**EXERCISE DIRECTIONS**
Find every line below that contains the word "TILTING" and copy it out.

********************

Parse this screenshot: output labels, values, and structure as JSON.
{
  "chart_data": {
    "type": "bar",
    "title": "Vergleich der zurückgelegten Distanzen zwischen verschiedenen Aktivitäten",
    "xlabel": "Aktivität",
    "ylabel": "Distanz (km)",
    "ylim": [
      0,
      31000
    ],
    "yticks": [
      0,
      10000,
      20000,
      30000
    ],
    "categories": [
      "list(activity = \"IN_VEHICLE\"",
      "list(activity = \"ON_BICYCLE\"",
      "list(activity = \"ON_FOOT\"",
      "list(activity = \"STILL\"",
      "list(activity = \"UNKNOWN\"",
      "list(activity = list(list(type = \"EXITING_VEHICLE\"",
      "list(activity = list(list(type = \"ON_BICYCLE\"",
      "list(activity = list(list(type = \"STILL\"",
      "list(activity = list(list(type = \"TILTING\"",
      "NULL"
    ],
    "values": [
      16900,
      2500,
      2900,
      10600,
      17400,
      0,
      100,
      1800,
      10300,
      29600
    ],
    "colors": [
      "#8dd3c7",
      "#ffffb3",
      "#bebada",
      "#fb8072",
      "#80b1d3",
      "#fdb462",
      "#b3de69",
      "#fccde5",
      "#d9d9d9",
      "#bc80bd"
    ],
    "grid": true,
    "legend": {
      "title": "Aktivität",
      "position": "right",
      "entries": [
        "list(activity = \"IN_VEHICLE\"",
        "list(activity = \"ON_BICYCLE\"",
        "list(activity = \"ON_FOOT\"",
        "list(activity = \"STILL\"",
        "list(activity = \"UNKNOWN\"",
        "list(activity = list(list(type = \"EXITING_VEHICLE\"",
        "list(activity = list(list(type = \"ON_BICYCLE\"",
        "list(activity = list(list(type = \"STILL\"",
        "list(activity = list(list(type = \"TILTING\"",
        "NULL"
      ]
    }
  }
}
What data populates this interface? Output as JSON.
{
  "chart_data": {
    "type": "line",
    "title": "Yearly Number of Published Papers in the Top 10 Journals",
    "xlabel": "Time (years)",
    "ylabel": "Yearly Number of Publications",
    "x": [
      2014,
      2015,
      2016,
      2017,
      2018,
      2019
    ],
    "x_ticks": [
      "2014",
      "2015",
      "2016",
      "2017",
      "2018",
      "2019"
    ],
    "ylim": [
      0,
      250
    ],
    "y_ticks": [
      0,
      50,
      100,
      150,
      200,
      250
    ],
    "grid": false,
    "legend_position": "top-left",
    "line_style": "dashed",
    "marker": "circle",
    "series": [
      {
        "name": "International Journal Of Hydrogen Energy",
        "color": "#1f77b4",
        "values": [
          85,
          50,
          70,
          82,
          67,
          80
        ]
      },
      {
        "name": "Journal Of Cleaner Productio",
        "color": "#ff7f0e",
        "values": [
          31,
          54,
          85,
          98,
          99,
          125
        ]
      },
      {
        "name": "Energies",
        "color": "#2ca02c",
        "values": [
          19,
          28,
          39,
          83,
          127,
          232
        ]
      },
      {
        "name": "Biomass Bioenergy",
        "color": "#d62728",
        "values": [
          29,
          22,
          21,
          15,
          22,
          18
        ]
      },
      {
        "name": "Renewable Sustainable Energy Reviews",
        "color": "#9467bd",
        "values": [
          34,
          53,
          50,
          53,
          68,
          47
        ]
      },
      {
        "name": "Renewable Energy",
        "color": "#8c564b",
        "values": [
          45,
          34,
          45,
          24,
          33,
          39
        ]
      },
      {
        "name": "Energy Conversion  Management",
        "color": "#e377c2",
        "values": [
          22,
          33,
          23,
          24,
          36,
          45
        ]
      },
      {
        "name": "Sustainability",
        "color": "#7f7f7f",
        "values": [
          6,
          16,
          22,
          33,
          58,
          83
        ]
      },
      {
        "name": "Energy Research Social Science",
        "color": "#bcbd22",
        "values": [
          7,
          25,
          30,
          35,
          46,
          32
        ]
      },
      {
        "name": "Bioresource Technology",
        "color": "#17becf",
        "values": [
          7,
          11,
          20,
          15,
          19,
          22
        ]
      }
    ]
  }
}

********************

**WORKED SOLUTION**
      "list(activity = list(list(type = \"TILTING\"",
        "list(activity = list(list(type = \"TILTING\"",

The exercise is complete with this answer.